GIVEN PASSAGE –
The teaching about nailbed injuries is that if you have a crush injury or any sort of injury involving the proximal matrix of the nail it has to be removed, the matrix, or nailbed, repaired, and the nail replaced to keep the matrix open for the new nail. The worry is subungual hematomas.
A pregnant lady came in who had cut her nail and fingertip with a breadknife. She was on lovenox because it was a high-risk pregnancy. She had a linear laceration through her nail but it was three quarters of the way towards the tip. My staff indicated we should explore the nail bed and pry the nail up to see if there was damage underneath it.I did that; her finger was numb, so I pryed up the end of the nail and it started bleeding like crazy. Surprise, surprise. Before, there was no visible hematoma, no bleeding from the nail. But the nailbed is so friable in a normal person, let alone someone anticoagulated, that it's a mess to reveal. This lady did have a laceration; I had to trim off maybe 3-4 millimeters of her nail to get to it, and then we repaired it with absorbable sutures.

RECORDED DATA –
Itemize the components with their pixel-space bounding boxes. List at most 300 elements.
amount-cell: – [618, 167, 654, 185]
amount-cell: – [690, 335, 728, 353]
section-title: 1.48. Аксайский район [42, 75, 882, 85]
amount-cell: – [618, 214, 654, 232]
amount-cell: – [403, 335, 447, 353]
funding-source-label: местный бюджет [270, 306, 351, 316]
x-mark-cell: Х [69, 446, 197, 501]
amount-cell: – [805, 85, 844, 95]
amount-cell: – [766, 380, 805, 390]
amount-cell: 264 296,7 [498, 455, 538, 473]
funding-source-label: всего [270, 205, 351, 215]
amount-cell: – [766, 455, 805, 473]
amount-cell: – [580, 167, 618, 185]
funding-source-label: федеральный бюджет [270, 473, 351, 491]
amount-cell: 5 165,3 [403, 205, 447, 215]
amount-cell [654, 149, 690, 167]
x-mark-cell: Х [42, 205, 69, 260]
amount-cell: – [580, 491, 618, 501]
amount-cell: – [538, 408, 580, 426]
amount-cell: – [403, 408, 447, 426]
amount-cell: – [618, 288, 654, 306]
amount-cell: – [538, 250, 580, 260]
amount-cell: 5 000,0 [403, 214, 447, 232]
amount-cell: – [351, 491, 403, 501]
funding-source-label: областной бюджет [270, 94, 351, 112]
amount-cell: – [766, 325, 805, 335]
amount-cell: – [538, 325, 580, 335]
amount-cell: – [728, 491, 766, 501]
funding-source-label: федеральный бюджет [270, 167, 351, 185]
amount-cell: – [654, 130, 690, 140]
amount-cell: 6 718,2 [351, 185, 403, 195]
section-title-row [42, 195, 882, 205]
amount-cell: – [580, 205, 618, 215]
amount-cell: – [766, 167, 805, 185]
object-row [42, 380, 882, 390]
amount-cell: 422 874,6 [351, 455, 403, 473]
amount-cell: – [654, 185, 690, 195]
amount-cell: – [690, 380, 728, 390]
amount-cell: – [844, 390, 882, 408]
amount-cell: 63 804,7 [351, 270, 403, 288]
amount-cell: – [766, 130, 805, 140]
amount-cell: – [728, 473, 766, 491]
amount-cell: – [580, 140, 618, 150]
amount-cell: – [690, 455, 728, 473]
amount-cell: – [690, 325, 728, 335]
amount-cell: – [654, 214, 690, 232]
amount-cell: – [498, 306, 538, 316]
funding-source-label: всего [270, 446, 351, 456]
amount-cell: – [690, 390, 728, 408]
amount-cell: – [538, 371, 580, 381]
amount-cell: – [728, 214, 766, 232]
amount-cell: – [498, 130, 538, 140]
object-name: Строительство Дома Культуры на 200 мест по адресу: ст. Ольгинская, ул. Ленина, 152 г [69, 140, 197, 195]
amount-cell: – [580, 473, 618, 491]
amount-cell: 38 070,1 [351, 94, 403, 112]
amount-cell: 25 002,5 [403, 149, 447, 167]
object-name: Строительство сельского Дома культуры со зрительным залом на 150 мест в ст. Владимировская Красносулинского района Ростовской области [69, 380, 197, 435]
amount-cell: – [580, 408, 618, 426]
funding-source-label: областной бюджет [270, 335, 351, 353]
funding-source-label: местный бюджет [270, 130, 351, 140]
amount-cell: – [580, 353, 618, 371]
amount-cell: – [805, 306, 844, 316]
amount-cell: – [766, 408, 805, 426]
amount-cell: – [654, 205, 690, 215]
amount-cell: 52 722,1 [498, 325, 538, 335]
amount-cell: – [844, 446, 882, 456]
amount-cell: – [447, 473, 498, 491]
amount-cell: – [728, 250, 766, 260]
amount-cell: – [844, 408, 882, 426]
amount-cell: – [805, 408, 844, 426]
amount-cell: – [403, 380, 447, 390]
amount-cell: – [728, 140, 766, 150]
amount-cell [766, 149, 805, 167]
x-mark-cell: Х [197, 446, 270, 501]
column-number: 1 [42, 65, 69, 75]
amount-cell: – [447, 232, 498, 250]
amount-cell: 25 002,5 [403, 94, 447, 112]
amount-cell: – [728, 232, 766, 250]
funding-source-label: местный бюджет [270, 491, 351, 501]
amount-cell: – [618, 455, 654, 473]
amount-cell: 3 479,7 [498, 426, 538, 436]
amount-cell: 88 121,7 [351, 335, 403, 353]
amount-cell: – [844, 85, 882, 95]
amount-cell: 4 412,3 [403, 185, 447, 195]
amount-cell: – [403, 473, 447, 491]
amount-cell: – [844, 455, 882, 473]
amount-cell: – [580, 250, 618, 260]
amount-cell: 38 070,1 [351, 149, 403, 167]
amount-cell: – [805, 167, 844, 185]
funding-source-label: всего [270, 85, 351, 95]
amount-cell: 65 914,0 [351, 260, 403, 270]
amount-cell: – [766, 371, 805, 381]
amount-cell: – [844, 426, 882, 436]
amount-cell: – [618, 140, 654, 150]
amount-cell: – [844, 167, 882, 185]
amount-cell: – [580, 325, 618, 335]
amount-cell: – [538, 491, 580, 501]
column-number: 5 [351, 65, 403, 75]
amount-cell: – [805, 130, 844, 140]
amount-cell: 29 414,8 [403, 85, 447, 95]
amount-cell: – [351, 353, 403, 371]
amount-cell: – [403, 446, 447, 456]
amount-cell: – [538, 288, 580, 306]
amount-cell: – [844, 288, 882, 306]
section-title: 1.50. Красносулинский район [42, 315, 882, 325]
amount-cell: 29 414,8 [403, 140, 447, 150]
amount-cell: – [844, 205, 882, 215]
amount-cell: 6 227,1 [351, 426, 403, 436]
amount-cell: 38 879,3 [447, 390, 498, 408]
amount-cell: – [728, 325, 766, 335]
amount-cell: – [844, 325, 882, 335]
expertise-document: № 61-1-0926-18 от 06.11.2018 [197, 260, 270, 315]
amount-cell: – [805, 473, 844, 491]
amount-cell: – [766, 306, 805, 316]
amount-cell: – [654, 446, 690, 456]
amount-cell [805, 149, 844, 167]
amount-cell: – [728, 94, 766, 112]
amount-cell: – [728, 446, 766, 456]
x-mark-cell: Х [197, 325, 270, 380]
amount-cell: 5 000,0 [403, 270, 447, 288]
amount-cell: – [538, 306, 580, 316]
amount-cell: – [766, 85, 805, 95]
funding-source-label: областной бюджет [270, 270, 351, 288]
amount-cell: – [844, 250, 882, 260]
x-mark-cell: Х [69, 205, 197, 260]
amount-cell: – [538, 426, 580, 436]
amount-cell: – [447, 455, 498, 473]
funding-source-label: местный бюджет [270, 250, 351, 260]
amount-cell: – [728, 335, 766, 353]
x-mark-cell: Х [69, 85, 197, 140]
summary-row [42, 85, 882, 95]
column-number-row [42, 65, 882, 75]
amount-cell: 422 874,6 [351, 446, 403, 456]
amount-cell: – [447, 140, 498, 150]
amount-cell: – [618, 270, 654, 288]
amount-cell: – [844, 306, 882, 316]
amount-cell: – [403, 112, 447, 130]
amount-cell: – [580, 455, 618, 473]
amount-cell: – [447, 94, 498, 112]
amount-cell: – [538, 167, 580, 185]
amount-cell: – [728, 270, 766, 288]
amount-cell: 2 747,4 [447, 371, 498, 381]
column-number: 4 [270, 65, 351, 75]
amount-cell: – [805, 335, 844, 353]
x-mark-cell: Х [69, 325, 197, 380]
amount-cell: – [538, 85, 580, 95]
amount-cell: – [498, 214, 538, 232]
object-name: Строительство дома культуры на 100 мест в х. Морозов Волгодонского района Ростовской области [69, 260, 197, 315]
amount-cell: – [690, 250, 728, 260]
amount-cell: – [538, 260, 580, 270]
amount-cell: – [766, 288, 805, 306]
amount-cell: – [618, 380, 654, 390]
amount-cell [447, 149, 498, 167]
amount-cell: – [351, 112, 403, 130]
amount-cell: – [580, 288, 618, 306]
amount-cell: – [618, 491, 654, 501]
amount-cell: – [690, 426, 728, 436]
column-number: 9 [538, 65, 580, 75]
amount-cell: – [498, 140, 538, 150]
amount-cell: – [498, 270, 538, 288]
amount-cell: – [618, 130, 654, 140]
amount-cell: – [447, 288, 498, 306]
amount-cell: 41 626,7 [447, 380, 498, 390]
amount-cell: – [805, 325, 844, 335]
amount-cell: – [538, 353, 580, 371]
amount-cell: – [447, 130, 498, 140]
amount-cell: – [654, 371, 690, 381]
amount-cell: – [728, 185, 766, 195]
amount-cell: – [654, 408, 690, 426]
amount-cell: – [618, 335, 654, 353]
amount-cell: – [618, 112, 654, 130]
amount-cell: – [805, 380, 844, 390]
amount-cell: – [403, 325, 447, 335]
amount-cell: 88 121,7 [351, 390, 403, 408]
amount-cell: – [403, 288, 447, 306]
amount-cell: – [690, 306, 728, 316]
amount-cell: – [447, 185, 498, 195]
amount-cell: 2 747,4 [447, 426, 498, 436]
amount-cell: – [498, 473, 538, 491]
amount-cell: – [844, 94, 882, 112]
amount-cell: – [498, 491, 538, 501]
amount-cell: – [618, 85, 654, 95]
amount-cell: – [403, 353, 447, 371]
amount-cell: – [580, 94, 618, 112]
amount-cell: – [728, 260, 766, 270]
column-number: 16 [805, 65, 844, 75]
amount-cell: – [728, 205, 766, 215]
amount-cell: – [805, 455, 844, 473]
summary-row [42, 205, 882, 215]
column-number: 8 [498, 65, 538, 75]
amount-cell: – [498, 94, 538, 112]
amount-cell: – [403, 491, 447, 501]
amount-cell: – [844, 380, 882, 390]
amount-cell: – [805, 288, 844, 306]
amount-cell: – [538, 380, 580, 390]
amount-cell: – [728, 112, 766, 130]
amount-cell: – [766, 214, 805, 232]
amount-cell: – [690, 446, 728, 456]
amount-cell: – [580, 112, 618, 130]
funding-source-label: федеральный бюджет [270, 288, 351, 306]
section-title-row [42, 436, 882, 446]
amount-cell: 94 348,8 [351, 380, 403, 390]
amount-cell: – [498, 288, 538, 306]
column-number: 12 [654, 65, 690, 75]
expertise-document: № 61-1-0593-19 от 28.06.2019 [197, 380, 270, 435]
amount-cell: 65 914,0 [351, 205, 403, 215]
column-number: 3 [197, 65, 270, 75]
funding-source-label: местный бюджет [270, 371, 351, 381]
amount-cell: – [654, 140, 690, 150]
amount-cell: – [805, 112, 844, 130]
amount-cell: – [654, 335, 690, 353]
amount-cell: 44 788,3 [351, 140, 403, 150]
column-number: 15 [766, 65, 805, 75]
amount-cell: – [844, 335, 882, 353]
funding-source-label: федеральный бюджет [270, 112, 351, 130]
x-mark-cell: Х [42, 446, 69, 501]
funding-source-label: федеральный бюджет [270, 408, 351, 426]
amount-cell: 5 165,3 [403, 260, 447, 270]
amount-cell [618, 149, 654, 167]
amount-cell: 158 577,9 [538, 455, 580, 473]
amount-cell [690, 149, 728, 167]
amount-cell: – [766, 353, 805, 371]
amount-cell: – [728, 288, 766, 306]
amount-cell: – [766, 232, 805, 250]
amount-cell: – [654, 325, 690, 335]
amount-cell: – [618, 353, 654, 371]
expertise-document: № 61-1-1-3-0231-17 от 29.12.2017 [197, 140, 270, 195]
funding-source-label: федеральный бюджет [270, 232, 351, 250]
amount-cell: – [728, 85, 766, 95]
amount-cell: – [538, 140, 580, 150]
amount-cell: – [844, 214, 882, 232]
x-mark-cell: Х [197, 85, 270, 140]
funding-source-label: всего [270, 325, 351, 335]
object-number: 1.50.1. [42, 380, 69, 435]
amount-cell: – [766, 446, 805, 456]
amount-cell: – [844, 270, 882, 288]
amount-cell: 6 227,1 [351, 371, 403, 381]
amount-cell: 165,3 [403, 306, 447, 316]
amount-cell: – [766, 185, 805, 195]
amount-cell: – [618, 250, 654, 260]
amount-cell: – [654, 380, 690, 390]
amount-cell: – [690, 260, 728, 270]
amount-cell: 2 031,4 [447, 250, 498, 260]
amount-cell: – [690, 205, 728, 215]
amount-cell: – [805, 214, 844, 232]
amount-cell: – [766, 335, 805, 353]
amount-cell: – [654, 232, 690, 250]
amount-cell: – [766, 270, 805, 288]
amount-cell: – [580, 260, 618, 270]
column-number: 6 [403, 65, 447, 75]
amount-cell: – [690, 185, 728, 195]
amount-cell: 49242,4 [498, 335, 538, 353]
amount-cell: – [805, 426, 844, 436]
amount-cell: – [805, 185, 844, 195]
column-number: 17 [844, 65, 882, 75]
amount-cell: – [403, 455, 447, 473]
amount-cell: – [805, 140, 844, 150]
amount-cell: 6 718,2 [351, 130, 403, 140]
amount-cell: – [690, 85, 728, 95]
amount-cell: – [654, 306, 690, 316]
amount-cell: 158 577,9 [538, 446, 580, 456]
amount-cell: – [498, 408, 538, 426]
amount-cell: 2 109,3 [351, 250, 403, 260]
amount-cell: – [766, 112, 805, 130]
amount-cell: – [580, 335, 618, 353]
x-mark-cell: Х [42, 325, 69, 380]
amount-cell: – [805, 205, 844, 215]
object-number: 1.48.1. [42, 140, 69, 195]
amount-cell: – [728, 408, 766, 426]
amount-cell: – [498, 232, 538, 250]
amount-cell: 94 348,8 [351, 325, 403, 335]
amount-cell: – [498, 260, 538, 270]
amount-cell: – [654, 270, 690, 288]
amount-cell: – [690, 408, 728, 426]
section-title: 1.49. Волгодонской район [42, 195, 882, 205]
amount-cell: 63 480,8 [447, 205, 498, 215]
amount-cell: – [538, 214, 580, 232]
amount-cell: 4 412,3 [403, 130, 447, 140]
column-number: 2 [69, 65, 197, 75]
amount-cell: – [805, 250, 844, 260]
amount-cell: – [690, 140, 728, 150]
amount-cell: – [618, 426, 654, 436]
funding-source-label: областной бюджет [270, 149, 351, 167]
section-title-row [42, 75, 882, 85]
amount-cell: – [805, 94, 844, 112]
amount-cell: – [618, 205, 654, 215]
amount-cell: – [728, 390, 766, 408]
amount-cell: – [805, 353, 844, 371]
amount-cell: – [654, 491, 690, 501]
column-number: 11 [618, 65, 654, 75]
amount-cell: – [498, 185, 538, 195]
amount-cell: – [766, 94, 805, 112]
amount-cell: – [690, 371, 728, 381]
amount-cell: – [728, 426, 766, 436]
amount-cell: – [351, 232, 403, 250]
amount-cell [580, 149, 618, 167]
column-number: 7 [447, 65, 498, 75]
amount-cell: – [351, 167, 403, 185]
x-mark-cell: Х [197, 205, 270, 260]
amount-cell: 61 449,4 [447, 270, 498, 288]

ACTIVITY A –
According to the account of nailbed injuries, why was the pregnant patient taking lovenox?
ACTIVITY B –
Pick up the account of the nailbed injury after its final sentence and continue it.

ANSWER SPACE A –
She was on lovenox because it was a high-risk pregnancy.

ANSWER SPACE B –
But, before we started messing with it, it was FINE. According to Tintanelli, nailbed repair is required for open fracture underneath, disruption of the proximal matrix, and subungual hematoma. Some recent lectures on EM podcasts have disputed the subungual hematoma thing; the others I buy. Otherwise, I say LEAVE THE NAILBED ALONE. It bleeds, I don't think it helps proximally. Thoughts?
Oh--to take the nail off, gently dissect along the bed from the front with drivers, grip and pull away from the matrix along the axis of the finger, then repair, then suture the nail back in place through the nail itself with simple or matress sutures.
1 comment:
When I was a resident, I did as you did. But, I have to agree. If everything is intact, I leave it. I have not had any bad outcomes thta I am aware of. It the nail is already disrupted, I will remove it, repair the nail bed and replace the nail.